**Challenge**
Drop the images; return everything else in the listing below exactly.

**Working data**

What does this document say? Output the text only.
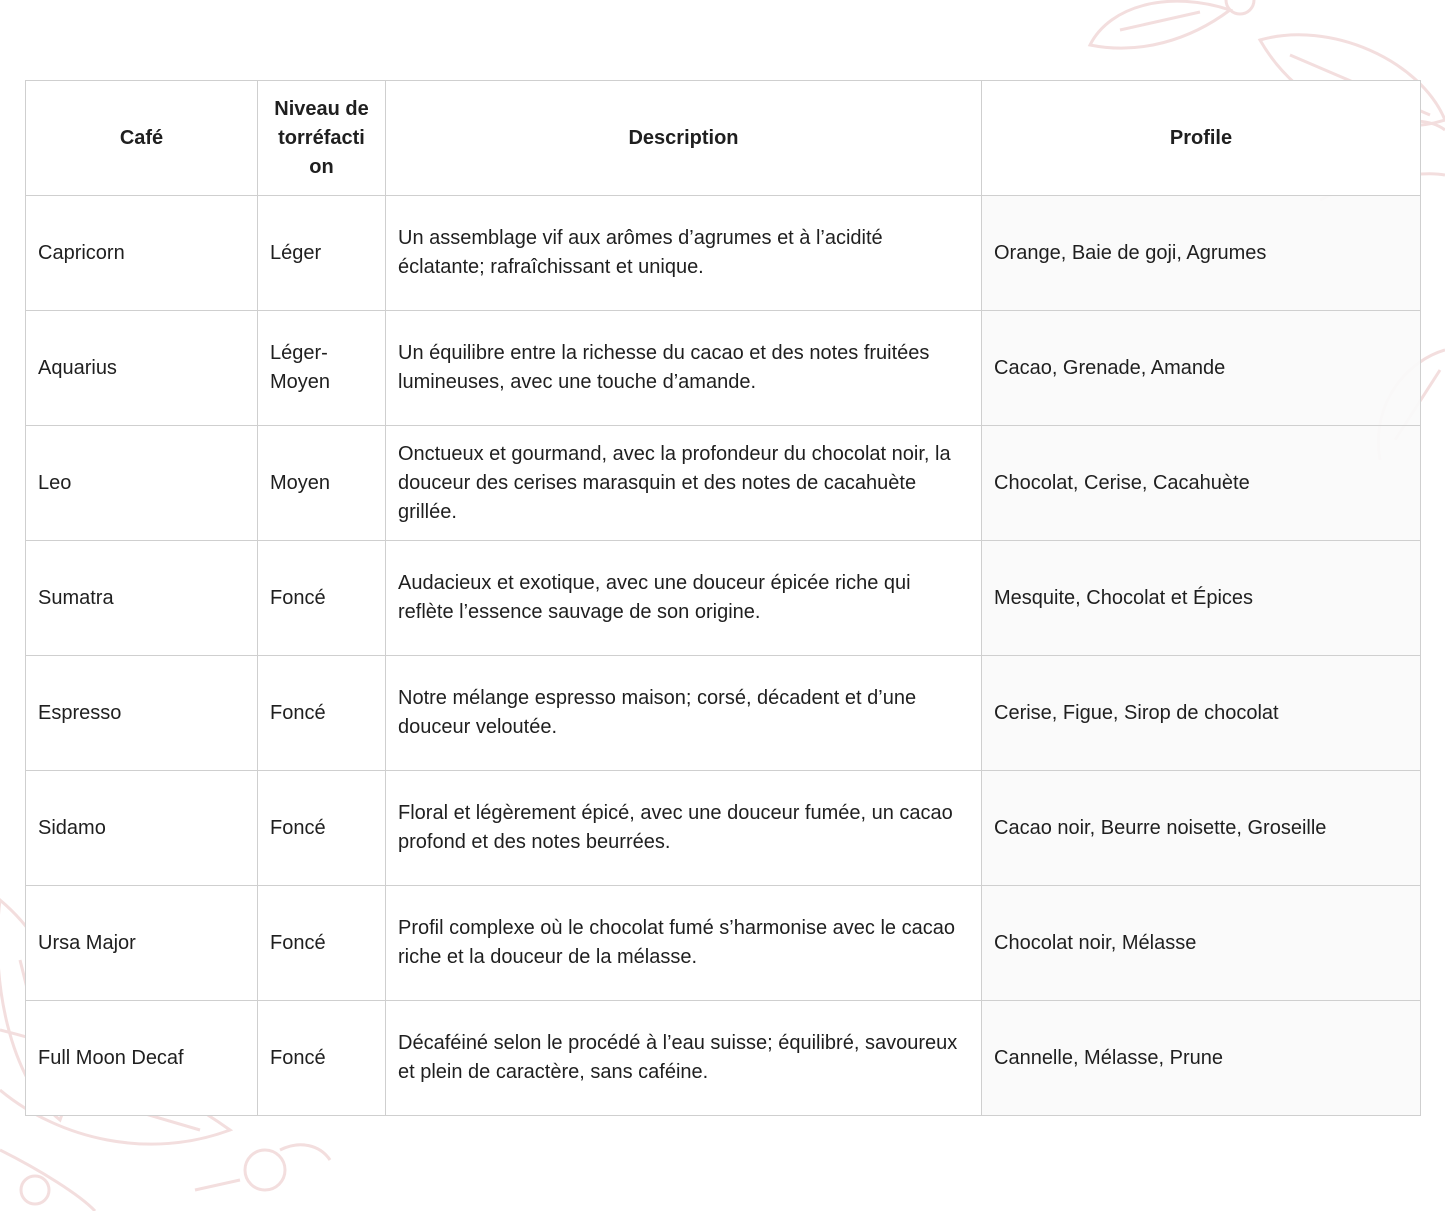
Café	Niveau de torréfacti on	Description	Profile
Capricorn	Léger	Un assemblage vif aux arômes d’agrumes et à l’acidité éclatante; rafraîchissant et unique.	Orange, Baie de goji, Agrumes
Aquarius	Léger-Moyen	Un équilibre entre la richesse du cacao et des notes fruitées lumineuses, avec une touche d’amande.	Cacao, Grenade, Amande
Leo	Moyen	Onctueux et gourmand, avec la profondeur du chocolat noir, la douceur des cerises marasquin et des notes de cacahuète grillée.	Chocolat, Cerise, Cacahuète
Sumatra	Foncé	Audacieux et exotique, avec une douceur épicée riche qui reflète l’essence sauvage de son origine.	Mesquite, Chocolat et Épices
Espresso	Foncé	Notre mélange espresso maison; corsé, décadent et d’une douceur veloutée.	Cerise, Figue, Sirop de chocolat
Sidamo	Foncé	Floral et légèrement épicé, avec une douceur fumée, un cacao profond et des notes beurrées.	Cacao noir, Beurre noisette, Groseille
Ursa Major	Foncé	Profil complexe où le chocolat fumé s’harmonise avec le cacao riche et la douceur de la mélasse.	Chocolat noir, Mélasse
Full Moon Decaf	Foncé	Décaféiné selon le procédé à l’eau suisse; équilibré, savoureux et plein de caractère, sans caféine.	Cannelle, Mélasse, Prune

**In response**
What does this document say? Output the text only.
Café	Niveau de torréfacti on	Description	Profile
Capricorn	Léger	Un assemblage vif aux arômes d’agrumes et à l’acidité éclatante; rafraîchissant et unique.	Orange, Baie de goji, Agrumes
Aquarius	Léger-Moyen	Un équilibre entre la richesse du cacao et des notes fruitées lumineuses, avec une touche d’amande.	Cacao, Grenade, Amande
Leo	Moyen	Onctueux et gourmand, avec la profondeur du chocolat noir, la douceur des cerises marasquin et des notes de cacahuète grillée.	Chocolat, Cerise, Cacahuète
Sumatra	Foncé	Audacieux et exotique, avec une douceur épicée riche qui reflète l’essence sauvage de son origine.	Mesquite, Chocolat et Épices
Espresso	Foncé	Notre mélange espresso maison; corsé, décadent et d’une douceur veloutée.	Cerise, Figue, Sirop de chocolat
Sidamo	Foncé	Floral et légèrement épicé, avec une douceur fumée, un cacao profond et des notes beurrées.	Cacao noir, Beurre noisette, Groseille
Ursa Major	Foncé	Profil complexe où le chocolat fumé s’harmonise avec le cacao riche et la douceur de la mélasse.	Chocolat noir, Mélasse
Full Moon Decaf	Foncé	Décaféiné selon le procédé à l’eau suisse; équilibré, savoureux et plein de caractère, sans caféine.	Cannelle, Mélasse, Prune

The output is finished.